Gather all lines in the entries that include the word "title".

[Source records]
──────

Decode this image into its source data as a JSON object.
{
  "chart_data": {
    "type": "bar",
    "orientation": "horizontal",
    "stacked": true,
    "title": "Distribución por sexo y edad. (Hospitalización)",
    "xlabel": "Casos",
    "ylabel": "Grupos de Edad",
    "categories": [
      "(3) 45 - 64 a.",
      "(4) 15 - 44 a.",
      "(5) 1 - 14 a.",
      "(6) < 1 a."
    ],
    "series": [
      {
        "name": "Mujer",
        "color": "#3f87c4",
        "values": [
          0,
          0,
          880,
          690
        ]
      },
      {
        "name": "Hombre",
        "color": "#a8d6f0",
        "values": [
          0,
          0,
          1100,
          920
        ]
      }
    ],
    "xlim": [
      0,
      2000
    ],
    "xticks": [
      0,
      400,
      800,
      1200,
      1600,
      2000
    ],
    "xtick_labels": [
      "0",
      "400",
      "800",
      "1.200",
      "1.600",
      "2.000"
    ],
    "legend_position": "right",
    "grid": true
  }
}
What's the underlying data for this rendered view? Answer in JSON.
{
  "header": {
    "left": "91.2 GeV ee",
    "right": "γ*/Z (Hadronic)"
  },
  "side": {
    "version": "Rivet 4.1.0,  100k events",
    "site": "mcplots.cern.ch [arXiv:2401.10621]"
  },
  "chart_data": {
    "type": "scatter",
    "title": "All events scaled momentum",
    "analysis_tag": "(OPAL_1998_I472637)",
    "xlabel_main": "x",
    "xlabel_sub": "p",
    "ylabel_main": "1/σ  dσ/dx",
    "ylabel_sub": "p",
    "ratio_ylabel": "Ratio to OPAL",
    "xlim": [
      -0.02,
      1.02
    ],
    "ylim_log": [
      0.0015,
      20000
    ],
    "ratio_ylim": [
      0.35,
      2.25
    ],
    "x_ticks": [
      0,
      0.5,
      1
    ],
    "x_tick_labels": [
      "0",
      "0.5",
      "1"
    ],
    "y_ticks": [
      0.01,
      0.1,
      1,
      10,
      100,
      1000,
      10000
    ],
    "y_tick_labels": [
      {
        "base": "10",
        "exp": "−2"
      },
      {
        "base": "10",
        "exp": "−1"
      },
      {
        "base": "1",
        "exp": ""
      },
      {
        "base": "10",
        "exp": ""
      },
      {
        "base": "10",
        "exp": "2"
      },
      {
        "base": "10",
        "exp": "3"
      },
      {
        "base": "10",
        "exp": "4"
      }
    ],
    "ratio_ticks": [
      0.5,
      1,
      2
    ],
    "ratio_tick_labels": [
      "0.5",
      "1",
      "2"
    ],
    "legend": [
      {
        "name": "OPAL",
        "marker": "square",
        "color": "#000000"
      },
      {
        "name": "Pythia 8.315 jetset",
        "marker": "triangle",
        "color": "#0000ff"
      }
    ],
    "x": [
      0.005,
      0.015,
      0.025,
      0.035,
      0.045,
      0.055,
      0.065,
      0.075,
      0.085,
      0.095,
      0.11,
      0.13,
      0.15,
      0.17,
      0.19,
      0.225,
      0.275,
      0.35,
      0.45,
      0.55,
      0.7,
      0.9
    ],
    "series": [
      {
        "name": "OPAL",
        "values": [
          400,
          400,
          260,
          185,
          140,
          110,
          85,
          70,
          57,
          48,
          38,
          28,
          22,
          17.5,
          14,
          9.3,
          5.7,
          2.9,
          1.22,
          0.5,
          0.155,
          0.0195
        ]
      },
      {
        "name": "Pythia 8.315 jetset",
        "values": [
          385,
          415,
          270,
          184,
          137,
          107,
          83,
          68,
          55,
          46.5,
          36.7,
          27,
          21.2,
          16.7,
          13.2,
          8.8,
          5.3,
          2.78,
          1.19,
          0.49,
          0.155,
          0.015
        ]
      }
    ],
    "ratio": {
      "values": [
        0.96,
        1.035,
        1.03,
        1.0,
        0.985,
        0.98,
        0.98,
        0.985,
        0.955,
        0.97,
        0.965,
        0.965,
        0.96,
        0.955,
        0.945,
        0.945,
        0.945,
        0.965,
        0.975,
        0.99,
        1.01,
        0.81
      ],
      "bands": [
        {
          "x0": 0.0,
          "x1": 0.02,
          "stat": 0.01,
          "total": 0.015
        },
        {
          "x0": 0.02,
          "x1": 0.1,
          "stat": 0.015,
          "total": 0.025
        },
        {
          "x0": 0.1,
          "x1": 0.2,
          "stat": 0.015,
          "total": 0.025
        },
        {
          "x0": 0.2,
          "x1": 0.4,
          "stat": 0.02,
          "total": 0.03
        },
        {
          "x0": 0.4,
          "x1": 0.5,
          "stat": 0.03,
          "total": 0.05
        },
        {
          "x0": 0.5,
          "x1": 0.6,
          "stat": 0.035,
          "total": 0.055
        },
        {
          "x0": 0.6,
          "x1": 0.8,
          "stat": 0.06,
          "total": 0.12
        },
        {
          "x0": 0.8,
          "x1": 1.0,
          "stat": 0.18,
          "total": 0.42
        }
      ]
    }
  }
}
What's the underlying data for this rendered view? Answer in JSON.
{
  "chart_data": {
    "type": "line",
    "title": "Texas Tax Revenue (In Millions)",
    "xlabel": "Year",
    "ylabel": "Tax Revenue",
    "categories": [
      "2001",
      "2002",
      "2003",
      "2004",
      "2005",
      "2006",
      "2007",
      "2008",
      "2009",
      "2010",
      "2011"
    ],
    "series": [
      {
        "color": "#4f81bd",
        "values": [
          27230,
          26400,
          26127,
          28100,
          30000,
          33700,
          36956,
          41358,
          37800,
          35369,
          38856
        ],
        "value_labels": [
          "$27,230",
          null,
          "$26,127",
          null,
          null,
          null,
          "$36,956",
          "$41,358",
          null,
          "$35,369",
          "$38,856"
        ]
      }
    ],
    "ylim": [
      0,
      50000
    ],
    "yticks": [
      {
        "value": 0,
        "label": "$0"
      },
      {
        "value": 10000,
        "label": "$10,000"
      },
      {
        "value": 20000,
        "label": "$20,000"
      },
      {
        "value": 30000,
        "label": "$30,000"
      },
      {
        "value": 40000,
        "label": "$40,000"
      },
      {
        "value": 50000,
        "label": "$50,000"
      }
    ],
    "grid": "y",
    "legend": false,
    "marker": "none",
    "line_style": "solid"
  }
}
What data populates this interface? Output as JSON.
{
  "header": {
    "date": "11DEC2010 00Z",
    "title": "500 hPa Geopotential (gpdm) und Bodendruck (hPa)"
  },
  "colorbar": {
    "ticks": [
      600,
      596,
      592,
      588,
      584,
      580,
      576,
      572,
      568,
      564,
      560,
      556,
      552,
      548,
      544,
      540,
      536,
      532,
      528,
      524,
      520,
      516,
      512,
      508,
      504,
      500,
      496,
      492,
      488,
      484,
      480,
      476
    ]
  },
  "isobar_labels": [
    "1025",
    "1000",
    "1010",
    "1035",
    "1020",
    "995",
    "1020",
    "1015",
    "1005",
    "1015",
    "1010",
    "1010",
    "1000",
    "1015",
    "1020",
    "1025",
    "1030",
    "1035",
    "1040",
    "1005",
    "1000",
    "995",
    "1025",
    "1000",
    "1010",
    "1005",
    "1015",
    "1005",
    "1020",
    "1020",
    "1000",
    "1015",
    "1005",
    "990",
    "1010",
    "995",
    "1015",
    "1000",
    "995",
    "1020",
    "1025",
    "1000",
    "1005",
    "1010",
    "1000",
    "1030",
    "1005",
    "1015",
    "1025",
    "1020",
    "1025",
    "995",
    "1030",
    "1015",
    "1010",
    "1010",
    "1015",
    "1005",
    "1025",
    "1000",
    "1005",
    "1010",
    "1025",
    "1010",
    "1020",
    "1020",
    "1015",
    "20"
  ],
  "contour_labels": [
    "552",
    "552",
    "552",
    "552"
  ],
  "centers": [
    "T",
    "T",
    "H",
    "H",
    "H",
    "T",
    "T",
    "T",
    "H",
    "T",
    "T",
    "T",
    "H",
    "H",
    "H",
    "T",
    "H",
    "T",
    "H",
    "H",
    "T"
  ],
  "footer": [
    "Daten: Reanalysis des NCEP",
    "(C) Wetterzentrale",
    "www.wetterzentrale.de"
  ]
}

──────

• **Full response**:
    "title": "Distribución por sexo y edad. (Hospitalización)",
    "title": "All events scaled momentum",
    "title": "Texas Tax Revenue (In Millions)",
    "title": "500 hPa Geopotential (gpdm) und Bodendruck (hPa)"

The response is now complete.